Given request:
Only the number is wanted: how many lines hold the word "with"?

___ Exercise data ___

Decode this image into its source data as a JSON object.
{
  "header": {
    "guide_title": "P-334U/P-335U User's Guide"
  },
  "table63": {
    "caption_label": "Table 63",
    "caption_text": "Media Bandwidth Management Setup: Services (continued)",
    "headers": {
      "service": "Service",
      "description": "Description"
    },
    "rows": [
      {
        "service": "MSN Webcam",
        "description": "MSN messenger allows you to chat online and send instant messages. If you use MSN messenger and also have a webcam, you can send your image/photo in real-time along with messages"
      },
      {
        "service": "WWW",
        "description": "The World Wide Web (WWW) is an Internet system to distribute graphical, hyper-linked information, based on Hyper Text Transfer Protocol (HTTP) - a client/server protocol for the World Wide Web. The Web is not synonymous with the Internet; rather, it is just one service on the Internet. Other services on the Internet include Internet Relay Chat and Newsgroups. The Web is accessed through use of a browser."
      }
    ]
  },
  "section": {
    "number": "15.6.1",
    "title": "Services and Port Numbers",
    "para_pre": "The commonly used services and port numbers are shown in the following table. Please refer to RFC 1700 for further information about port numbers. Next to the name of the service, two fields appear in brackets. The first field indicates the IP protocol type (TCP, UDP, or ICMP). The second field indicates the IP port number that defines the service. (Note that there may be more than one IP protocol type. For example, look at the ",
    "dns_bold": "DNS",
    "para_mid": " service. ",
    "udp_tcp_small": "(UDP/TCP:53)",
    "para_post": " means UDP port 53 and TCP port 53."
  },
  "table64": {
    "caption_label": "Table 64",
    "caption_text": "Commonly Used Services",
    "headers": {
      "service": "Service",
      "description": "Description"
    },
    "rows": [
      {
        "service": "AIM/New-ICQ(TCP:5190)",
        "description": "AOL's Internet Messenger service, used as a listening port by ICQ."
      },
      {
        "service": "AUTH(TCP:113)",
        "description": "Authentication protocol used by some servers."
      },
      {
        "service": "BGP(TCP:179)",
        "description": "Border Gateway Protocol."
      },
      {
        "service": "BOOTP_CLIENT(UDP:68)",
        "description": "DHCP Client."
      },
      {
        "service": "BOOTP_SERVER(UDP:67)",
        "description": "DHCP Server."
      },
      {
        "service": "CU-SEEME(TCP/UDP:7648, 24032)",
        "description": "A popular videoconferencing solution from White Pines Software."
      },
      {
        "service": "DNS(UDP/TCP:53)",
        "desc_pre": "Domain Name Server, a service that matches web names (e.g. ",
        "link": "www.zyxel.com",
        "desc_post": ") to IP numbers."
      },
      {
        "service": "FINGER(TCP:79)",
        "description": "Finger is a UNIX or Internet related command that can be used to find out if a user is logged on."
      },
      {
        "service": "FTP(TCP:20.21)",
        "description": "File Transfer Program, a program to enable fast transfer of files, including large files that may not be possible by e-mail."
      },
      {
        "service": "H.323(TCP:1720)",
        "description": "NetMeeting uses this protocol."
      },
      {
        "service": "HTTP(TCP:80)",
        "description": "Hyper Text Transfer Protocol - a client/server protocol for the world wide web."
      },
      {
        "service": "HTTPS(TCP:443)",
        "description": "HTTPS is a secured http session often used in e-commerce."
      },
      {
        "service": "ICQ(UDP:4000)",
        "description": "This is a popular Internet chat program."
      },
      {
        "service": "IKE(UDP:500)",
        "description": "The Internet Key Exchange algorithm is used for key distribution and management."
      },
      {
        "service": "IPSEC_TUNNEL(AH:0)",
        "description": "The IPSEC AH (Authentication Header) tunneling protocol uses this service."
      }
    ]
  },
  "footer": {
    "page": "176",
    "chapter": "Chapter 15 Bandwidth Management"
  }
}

___

Correct output:
2